→ Instructions to follow
Repeat the records verbatim and leave the pictures out of your copy.

→ Data for this exercise
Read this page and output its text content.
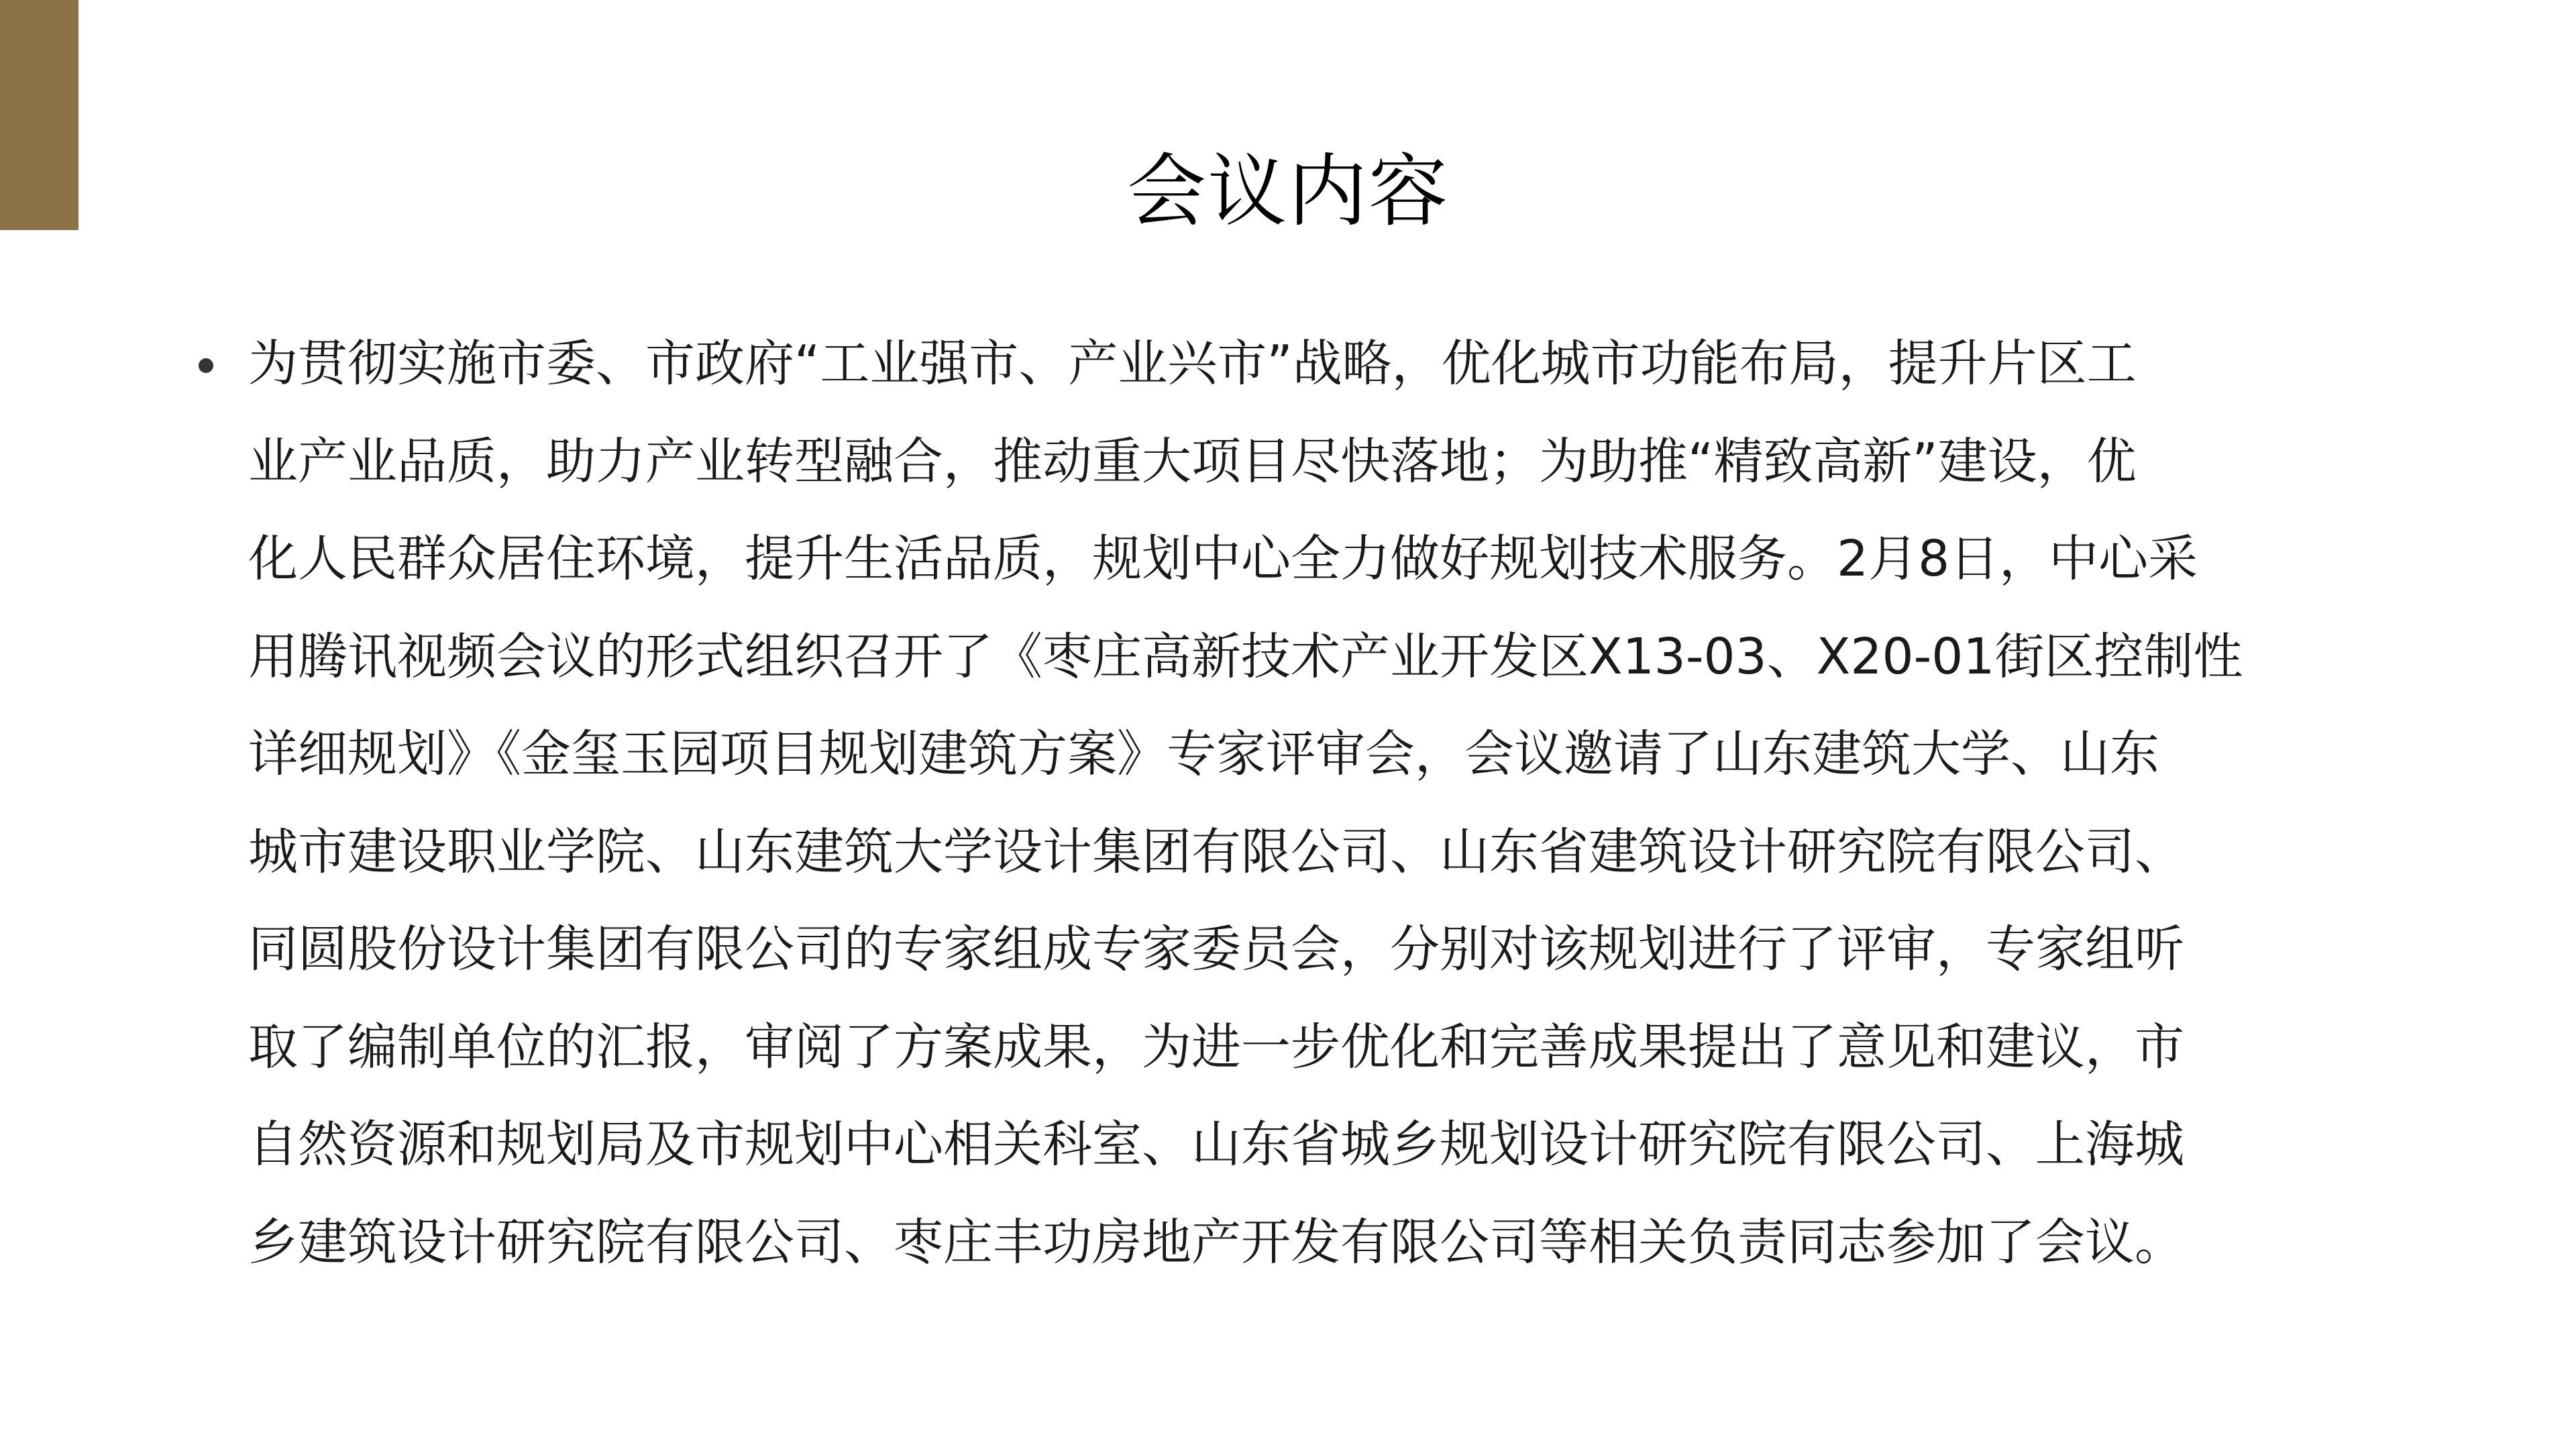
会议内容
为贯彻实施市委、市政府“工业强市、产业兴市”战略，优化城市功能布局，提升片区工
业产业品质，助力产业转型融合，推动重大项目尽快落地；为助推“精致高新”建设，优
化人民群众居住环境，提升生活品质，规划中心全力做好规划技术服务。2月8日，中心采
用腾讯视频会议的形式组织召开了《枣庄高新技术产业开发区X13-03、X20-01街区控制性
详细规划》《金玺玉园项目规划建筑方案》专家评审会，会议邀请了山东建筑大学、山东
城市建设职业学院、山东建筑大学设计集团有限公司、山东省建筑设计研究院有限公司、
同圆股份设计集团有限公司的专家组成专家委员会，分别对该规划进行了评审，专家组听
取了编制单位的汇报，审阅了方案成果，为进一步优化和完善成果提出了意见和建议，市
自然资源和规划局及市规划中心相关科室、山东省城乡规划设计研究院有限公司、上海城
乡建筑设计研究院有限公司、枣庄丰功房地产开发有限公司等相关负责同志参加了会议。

→ Finished task
Read this page and output its text content.
会议内容
为贯彻实施市委、市政府“工业强市、产业兴市”战略，优化城市功能布局，提升片区工
业产业品质，助力产业转型融合，推动重大项目尽快落地；为助推“精致高新”建设，优
化人民群众居住环境，提升生活品质，规划中心全力做好规划技术服务。2月8日，中心采
用腾讯视频会议的形式组织召开了《枣庄高新技术产业开发区X13-03、X20-01街区控制性
详细规划》《金玺玉园项目规划建筑方案》专家评审会，会议邀请了山东建筑大学、山东
城市建设职业学院、山东建筑大学设计集团有限公司、山东省建筑设计研究院有限公司、
同圆股份设计集团有限公司的专家组成专家委员会，分别对该规划进行了评审，专家组听
取了编制单位的汇报，审阅了方案成果，为进一步优化和完善成果提出了意见和建议，市
自然资源和规划局及市规划中心相关科室、山东省城乡规划设计研究院有限公司、上海城
乡建筑设计研究院有限公司、枣庄丰功房地产开发有限公司等相关负责同志参加了会议。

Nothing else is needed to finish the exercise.